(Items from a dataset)

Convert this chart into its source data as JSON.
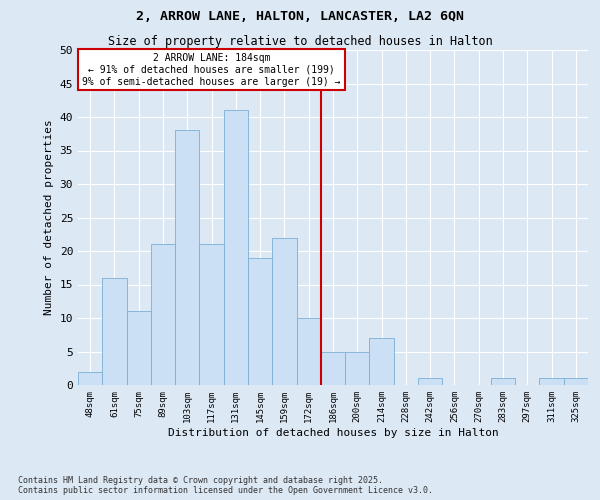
{
  "title": "2, ARROW LANE, HALTON, LANCASTER, LA2 6QN",
  "subtitle": "Size of property relative to detached houses in Halton",
  "xlabel": "Distribution of detached houses by size in Halton",
  "ylabel": "Number of detached properties",
  "categories": [
    "48sqm",
    "61sqm",
    "75sqm",
    "89sqm",
    "103sqm",
    "117sqm",
    "131sqm",
    "145sqm",
    "159sqm",
    "172sqm",
    "186sqm",
    "200sqm",
    "214sqm",
    "228sqm",
    "242sqm",
    "256sqm",
    "270sqm",
    "283sqm",
    "297sqm",
    "311sqm",
    "325sqm"
  ],
  "values": [
    2,
    16,
    11,
    21,
    38,
    21,
    41,
    19,
    22,
    10,
    5,
    5,
    7,
    0,
    1,
    0,
    0,
    1,
    0,
    1,
    1
  ],
  "bar_color": "#cce0f5",
  "bar_edge_color": "#7bafd4",
  "marker_label": "2 ARROW LANE: 184sqm",
  "annotation_line1": "← 91% of detached houses are smaller (199)",
  "annotation_line2": "9% of semi-detached houses are larger (19) →",
  "annotation_box_color": "#cc0000",
  "vline_color": "#cc0000",
  "ylim": [
    0,
    50
  ],
  "yticks": [
    0,
    5,
    10,
    15,
    20,
    25,
    30,
    35,
    40,
    45,
    50
  ],
  "background_color": "#dde8f5",
  "grid_color": "#ffffff",
  "footer": "Contains HM Land Registry data © Crown copyright and database right 2025.\nContains public sector information licensed under the Open Government Licence v3.0."
}
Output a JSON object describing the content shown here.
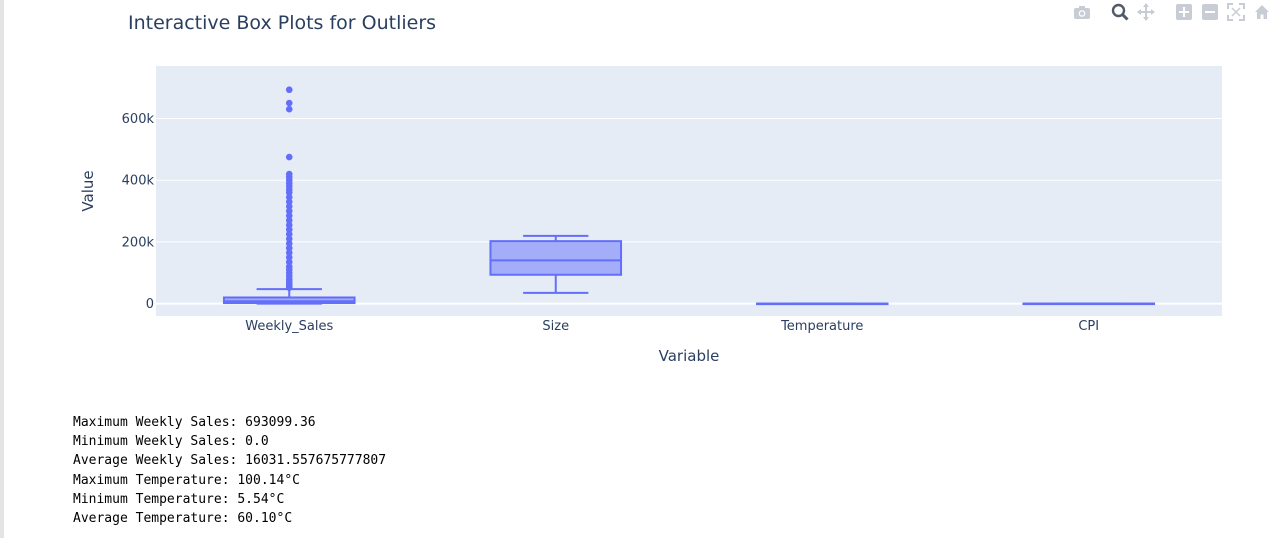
{
  "toolbar": {
    "icons": [
      "camera-icon",
      "zoom-icon",
      "pan-icon",
      "zoom-in-icon",
      "zoom-out-icon",
      "autoscale-icon",
      "reset-axes-icon"
    ]
  },
  "chart_data": {
    "type": "box",
    "title": "Interactive Box Plots for Outliers",
    "xlabel": "Variable",
    "ylabel": "Value",
    "ylim": [
      -40000,
      770000
    ],
    "yticks": [
      0,
      200000,
      400000,
      600000
    ],
    "ytick_labels": [
      "0",
      "200k",
      "400k",
      "600k"
    ],
    "categories": [
      "Weekly_Sales",
      "Size",
      "Temperature",
      "CPI"
    ],
    "color": "#636efa",
    "plot_bg": "#e5ecf6",
    "grid": true,
    "boxes": [
      {
        "name": "Weekly_Sales",
        "min": 0,
        "q1": 2000,
        "median": 7600,
        "q3": 20000,
        "upper_fence": 47000,
        "outliers": [
          693099,
          650000,
          630000,
          475000,
          420000,
          410000,
          400000,
          390000,
          380000,
          370000,
          360000,
          345000,
          330000,
          315000,
          300000,
          285000,
          270000,
          255000,
          240000,
          225000,
          210000,
          195000,
          180000,
          165000,
          150000,
          135000,
          120000,
          110000,
          100000,
          90000,
          80000,
          72000,
          65000,
          58000,
          52000
        ]
      },
      {
        "name": "Size",
        "min": 34875,
        "q1": 93638,
        "median": 140167,
        "q3": 202505,
        "upper_fence": 219622,
        "outliers": []
      },
      {
        "name": "Temperature",
        "min": 5.54,
        "q1": 46.7,
        "median": 62.1,
        "q3": 74.3,
        "upper_fence": 100.14,
        "outliers": []
      },
      {
        "name": "CPI",
        "min": 126.1,
        "q1": 132.0,
        "median": 182.4,
        "q3": 212.4,
        "upper_fence": 227.2,
        "outliers": []
      }
    ]
  },
  "output": {
    "lines": [
      "Maximum Weekly Sales: 693099.36",
      "Minimum Weekly Sales: 0.0",
      "Average Weekly Sales: 16031.557675777807",
      "Maximum Temperature: 100.14°C",
      "Minimum Temperature: 5.54°C",
      "Average Temperature: 60.10°C"
    ]
  }
}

* SHORT EXERCISE
Search the lines for "name". Copy each line that has it.

* WRITTEN SOLUTION
        "name": "Weekly_Sales",
        "name": "Size",
        "name": "Temperature",
        "name": "CPI",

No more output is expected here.